WHAT TO WORK ON:
Pull out every line in the data that has the string "повторить" in it.

Stored dataset items
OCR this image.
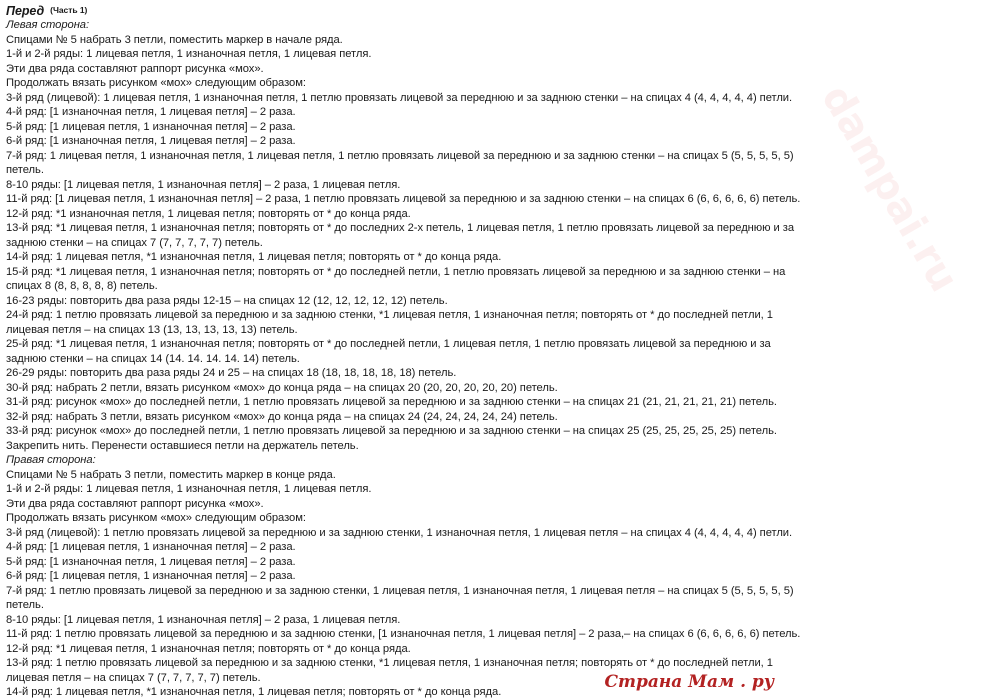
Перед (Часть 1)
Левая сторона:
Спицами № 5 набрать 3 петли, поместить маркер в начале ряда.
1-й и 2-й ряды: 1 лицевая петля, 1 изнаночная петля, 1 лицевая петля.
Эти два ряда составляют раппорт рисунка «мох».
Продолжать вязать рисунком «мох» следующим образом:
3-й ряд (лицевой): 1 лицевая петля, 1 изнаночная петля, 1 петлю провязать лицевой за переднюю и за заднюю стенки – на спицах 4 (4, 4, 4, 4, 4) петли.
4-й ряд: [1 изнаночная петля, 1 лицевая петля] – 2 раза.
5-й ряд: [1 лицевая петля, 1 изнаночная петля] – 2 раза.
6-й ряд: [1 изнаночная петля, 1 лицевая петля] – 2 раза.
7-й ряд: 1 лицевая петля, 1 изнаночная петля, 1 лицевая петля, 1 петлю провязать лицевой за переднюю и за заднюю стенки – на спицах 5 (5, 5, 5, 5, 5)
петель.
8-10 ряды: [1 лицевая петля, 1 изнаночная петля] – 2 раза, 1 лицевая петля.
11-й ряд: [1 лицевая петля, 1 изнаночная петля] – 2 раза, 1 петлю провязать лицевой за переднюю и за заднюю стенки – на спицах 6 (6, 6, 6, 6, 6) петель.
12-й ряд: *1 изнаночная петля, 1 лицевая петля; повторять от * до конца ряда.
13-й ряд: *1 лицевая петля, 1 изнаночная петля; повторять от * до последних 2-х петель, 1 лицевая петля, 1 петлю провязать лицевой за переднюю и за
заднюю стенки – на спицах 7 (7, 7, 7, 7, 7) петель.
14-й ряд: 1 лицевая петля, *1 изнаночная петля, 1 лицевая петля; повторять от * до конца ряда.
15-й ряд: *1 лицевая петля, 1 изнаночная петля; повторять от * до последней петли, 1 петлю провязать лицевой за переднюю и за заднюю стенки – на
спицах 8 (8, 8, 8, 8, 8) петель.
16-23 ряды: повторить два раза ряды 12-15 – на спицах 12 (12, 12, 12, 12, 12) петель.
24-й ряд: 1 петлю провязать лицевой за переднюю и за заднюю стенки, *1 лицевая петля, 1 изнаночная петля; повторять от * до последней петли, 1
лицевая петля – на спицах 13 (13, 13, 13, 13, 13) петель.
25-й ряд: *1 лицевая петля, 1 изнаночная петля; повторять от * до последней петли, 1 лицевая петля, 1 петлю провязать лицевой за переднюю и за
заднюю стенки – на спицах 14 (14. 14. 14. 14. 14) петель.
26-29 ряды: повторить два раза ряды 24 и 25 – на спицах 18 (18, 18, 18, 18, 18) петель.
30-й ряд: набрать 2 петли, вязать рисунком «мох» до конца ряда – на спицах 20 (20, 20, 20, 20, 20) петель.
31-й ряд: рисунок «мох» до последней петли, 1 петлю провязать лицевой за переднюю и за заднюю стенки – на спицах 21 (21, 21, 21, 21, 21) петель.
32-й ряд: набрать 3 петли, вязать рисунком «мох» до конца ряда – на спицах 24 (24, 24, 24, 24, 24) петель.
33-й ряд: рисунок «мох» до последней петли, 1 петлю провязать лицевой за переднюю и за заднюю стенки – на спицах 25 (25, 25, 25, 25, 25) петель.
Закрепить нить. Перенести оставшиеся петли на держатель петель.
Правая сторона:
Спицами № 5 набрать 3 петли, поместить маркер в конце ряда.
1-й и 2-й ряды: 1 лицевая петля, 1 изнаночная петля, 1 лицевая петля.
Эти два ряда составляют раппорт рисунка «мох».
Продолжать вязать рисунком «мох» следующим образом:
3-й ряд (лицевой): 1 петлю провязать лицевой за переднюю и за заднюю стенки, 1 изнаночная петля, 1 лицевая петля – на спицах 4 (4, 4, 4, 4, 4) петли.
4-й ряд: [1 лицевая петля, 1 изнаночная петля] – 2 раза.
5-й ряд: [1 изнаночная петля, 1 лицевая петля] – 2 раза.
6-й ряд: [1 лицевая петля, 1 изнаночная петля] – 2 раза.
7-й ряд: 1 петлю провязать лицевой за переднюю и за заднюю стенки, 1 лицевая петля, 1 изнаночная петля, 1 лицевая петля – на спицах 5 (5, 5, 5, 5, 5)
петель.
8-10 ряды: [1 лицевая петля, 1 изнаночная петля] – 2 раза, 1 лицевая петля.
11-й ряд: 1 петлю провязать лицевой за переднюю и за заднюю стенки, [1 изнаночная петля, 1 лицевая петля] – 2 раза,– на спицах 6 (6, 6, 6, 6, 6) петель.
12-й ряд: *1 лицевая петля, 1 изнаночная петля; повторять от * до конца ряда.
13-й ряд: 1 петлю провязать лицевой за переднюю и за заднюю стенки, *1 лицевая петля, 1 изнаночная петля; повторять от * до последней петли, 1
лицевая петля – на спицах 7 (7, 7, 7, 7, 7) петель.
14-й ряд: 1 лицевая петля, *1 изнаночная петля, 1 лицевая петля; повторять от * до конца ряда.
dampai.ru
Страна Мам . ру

RESULT:
16-23 ряды: повторить два раза ряды 12-15 – на спицах 12 (12, 12, 12, 12, 12) петель.
26-29 ряды: повторить два раза ряды 24 и 25 – на спицах 18 (18, 18, 18, 18, 18) петель.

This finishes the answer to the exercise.